Your goal: Every line below that mentions the word "seguridad" should be copied out.

** begin **

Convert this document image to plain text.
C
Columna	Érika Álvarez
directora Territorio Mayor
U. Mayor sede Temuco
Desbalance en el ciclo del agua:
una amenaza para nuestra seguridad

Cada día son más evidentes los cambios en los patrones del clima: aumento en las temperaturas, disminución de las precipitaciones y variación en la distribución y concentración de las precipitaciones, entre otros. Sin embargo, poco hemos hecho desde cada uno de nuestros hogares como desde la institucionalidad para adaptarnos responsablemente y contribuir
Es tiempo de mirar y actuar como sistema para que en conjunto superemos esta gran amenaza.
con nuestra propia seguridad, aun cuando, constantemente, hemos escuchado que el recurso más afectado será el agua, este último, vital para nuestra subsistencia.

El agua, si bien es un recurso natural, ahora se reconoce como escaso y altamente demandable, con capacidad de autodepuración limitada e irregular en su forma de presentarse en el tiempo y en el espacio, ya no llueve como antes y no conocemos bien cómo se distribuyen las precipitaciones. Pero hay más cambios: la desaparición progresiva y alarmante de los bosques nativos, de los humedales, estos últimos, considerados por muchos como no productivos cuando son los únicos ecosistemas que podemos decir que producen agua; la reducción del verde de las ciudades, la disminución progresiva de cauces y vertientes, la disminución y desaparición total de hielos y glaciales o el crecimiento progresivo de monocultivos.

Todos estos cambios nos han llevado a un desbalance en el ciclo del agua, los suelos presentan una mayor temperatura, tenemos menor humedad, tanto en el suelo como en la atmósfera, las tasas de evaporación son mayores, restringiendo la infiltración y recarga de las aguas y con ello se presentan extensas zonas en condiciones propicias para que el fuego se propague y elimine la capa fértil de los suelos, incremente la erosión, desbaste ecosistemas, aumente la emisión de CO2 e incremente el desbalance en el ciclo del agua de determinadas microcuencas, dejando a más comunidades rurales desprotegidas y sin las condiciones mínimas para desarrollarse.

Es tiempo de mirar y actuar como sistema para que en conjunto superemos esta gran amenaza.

** end **

Answer to this task:
una amenaza para nuestra seguridad
con nuestra propia seguridad, aun cuando, constantemente, hemos escuchado que el recurso más afectado será el agua, este último, vital para nuestra subsistencia.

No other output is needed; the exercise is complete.